_TASK OBJECTIVE_. Copy each line exactly.

_DATASET RECORDS_.
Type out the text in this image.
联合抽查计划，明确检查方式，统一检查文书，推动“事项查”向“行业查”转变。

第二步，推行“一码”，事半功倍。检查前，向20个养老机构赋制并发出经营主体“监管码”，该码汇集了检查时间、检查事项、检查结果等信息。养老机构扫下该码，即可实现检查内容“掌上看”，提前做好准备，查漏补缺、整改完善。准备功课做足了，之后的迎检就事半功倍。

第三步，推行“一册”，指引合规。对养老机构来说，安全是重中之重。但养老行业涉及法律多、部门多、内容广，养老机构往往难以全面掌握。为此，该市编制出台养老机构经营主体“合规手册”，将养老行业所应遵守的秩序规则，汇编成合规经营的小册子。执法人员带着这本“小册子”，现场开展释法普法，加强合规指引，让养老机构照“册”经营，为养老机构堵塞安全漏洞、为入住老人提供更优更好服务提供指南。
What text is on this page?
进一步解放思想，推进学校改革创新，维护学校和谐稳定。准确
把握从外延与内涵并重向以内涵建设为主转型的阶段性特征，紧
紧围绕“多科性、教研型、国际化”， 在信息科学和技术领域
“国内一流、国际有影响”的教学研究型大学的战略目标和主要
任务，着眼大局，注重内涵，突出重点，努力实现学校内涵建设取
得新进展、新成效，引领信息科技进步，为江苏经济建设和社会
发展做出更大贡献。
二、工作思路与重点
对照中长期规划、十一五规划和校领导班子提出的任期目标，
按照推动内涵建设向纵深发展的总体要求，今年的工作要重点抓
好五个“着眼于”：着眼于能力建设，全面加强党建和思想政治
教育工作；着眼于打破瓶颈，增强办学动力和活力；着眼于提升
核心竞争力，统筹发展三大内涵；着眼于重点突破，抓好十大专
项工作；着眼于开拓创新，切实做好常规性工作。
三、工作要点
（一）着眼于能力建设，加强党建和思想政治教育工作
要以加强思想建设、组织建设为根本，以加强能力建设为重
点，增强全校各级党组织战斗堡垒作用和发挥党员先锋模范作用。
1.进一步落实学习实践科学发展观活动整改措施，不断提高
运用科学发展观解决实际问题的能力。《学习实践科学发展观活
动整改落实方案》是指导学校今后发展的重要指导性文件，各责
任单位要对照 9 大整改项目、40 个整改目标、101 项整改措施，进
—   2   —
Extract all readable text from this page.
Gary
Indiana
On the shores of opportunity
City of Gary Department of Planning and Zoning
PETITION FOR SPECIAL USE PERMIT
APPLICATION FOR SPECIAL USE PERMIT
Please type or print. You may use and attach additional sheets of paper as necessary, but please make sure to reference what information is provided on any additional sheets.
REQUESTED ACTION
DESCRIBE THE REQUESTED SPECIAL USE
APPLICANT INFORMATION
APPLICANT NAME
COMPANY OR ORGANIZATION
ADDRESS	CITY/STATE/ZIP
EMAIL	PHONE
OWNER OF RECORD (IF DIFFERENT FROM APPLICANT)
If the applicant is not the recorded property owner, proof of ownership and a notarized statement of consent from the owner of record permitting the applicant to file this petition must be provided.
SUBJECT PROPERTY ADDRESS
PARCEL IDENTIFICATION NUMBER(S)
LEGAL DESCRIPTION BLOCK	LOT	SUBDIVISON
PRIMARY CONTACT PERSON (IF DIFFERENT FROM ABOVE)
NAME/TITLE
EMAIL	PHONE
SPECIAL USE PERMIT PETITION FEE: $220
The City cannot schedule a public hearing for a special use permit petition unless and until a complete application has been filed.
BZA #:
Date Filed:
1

_REPLY TO THE TASK_.
Type out the text in this image.
联合抽查计划，明确检查方式，统一检查文书，推动“事项查”向“行业查”转变。

第二步，推行“一码”，事半功倍。检查前，向20个养老机构赋制并发出经营主体“监管码”，该码汇集了检查时间、检查事项、检查结果等信息。养老机构扫下该码，即可实现检查内容“掌上看”，提前做好准备，查漏补缺、整改完善。准备功课做足了，之后的迎检就事半功倍。

第三步，推行“一册”，指引合规。对养老机构来说，安全是重中之重。但养老行业涉及法律多、部门多、内容广，养老机构往往难以全面掌握。为此，该市编制出台养老机构经营主体“合规手册”，将养老行业所应遵守的秩序规则，汇编成合规经营的小册子。执法人员带着这本“小册子”，现场开展释法普法，加强合规指引，让养老机构照“册”经营，为养老机构堵塞安全漏洞、为入住老人提供更优更好服务提供指南。
What text is on this page?
进一步解放思想，推进学校改革创新，维护学校和谐稳定。准确
把握从外延与内涵并重向以内涵建设为主转型的阶段性特征，紧
紧围绕“多科性、教研型、国际化”， 在信息科学和技术领域
“国内一流、国际有影响”的教学研究型大学的战略目标和主要
任务，着眼大局，注重内涵，突出重点，努力实现学校内涵建设取
得新进展、新成效，引领信息科技进步，为江苏经济建设和社会
发展做出更大贡献。
二、工作思路与重点
对照中长期规划、十一五规划和校领导班子提出的任期目标，
按照推动内涵建设向纵深发展的总体要求，今年的工作要重点抓
好五个“着眼于”：着眼于能力建设，全面加强党建和思想政治
教育工作；着眼于打破瓶颈，增强办学动力和活力；着眼于提升
核心竞争力，统筹发展三大内涵；着眼于重点突破，抓好十大专
项工作；着眼于开拓创新，切实做好常规性工作。
三、工作要点
（一）着眼于能力建设，加强党建和思想政治教育工作
要以加强思想建设、组织建设为根本，以加强能力建设为重
点，增强全校各级党组织战斗堡垒作用和发挥党员先锋模范作用。
1.进一步落实学习实践科学发展观活动整改措施，不断提高
运用科学发展观解决实际问题的能力。《学习实践科学发展观活
动整改落实方案》是指导学校今后发展的重要指导性文件，各责
任单位要对照 9 大整改项目、40 个整改目标、101 项整改措施，进
—   2   —
Extract all readable text from this page.
Gary
Indiana
On the shores of opportunity
City of Gary Department of Planning and Zoning
PETITION FOR SPECIAL USE PERMIT
APPLICATION FOR SPECIAL USE PERMIT
Please type or print. You may use and attach additional sheets of paper as necessary, but please make sure to reference what information is provided on any additional sheets.
REQUESTED ACTION
DESCRIBE THE REQUESTED SPECIAL USE
APPLICANT INFORMATION
APPLICANT NAME
COMPANY OR ORGANIZATION
ADDRESS	CITY/STATE/ZIP
EMAIL	PHONE
OWNER OF RECORD (IF DIFFERENT FROM APPLICANT)
If the applicant is not the recorded property owner, proof of ownership and a notarized statement of consent from the owner of record permitting the applicant to file this petition must be provided.
SUBJECT PROPERTY ADDRESS
PARCEL IDENTIFICATION NUMBER(S)
LEGAL DESCRIPTION BLOCK	LOT	SUBDIVISON
PRIMARY CONTACT PERSON (IF DIFFERENT FROM ABOVE)
NAME/TITLE
EMAIL	PHONE
SPECIAL USE PERMIT PETITION FEE: $220
The City cannot schedule a public hearing for a special use permit petition unless and until a complete application has been filed.
BZA #:
Date Filed:
1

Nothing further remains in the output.